[Set exercise]: Copy out all lines that carry the word "иных".

[Source data]
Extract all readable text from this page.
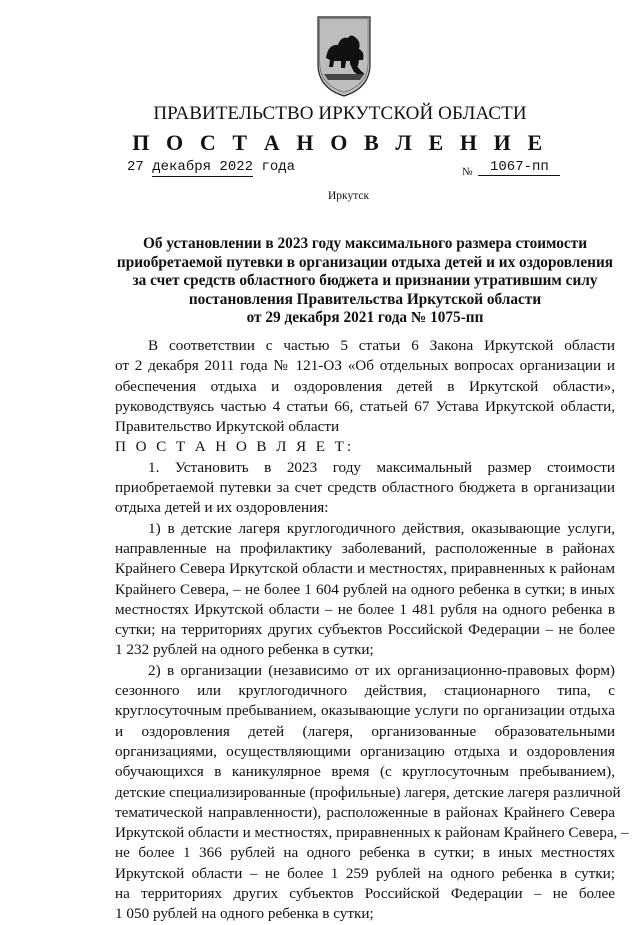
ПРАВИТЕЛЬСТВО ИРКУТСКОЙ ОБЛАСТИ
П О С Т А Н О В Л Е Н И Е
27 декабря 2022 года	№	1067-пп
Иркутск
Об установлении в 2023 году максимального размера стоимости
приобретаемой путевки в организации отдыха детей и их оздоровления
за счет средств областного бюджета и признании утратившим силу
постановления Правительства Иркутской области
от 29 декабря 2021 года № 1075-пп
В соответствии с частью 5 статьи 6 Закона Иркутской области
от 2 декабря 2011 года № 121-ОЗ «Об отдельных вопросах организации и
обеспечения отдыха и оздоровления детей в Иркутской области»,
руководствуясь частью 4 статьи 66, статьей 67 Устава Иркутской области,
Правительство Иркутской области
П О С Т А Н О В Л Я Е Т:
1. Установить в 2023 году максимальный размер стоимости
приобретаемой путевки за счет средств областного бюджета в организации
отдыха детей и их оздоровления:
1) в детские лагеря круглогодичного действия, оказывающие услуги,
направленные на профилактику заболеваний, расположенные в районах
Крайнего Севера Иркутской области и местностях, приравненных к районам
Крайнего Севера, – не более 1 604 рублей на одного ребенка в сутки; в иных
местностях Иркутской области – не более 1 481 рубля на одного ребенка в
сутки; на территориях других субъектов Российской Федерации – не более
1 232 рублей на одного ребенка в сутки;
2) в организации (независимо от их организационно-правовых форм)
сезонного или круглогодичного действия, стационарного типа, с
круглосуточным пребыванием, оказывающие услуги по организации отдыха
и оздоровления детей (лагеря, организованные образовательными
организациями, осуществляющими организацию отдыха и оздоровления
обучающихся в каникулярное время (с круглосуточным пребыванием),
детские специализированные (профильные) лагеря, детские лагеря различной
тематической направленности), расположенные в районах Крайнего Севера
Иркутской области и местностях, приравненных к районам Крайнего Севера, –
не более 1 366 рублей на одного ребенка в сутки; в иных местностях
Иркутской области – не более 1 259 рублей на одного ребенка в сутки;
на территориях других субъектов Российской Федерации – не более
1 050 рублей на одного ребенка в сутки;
==
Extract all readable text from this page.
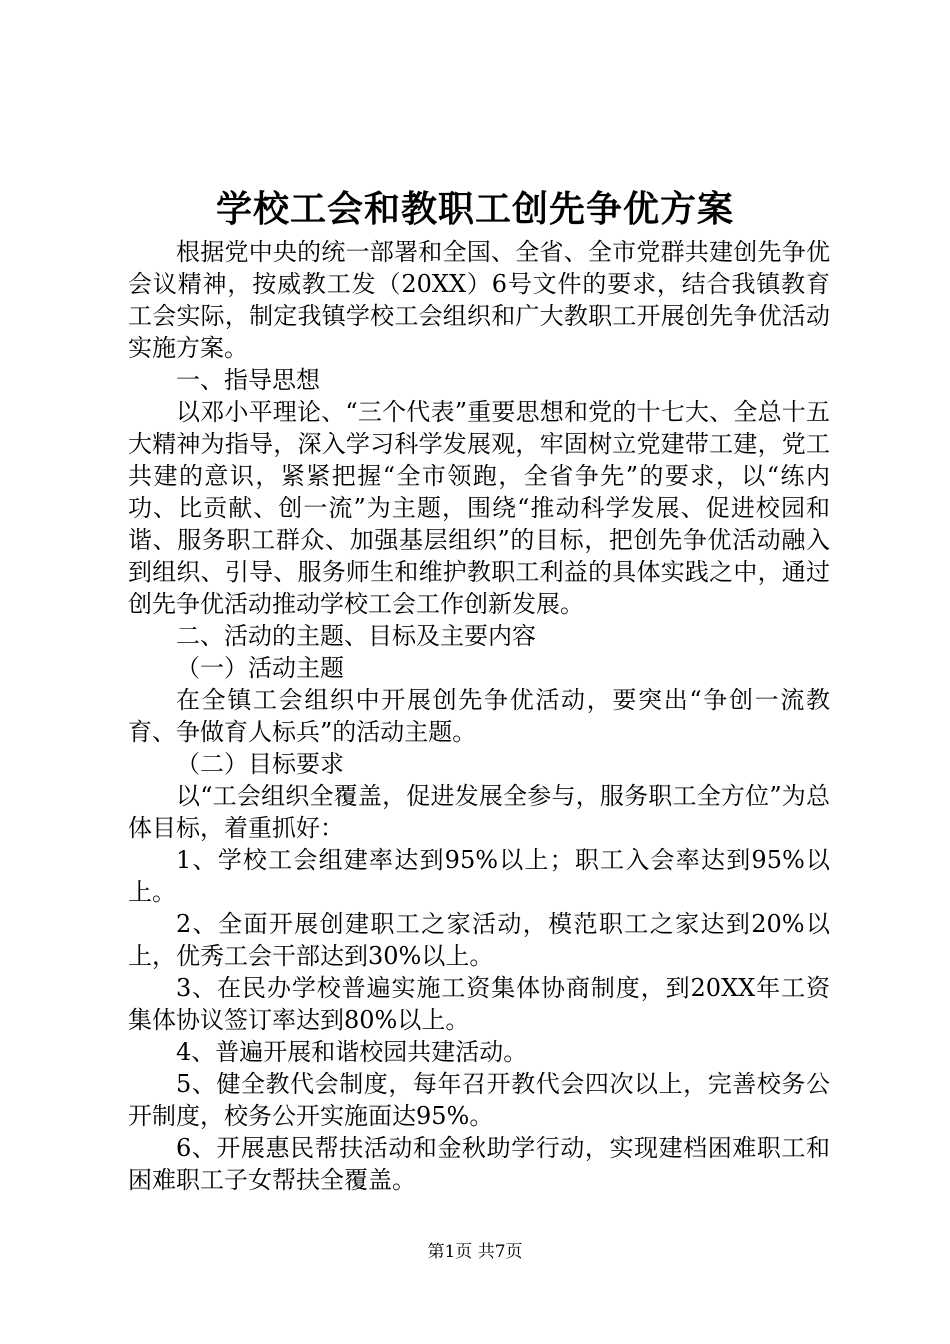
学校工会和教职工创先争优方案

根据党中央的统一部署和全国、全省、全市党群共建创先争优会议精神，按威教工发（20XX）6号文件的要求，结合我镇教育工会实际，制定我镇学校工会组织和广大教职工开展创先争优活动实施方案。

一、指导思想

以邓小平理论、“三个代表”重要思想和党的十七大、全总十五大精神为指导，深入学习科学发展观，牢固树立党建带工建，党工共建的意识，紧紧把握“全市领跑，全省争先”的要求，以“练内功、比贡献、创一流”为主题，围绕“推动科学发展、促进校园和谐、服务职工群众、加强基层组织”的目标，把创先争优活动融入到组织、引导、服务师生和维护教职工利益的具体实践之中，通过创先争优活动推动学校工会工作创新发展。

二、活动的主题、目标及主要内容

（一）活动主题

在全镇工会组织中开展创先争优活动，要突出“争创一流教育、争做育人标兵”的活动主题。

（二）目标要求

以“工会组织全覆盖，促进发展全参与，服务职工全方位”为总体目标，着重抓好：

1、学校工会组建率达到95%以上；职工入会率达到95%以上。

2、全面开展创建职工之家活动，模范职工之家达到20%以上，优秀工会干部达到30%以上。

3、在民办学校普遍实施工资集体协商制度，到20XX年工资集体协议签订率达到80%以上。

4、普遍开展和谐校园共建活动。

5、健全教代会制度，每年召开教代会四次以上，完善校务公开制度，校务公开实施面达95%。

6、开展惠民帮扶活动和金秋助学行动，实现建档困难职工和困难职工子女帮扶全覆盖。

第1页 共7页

[Worked answer]:
Крайнего Севера, – не более 1 604 рублей на одного ребенка в сутки; в иных
не более 1 366 рублей на одного ребенка в сутки; в иных местностях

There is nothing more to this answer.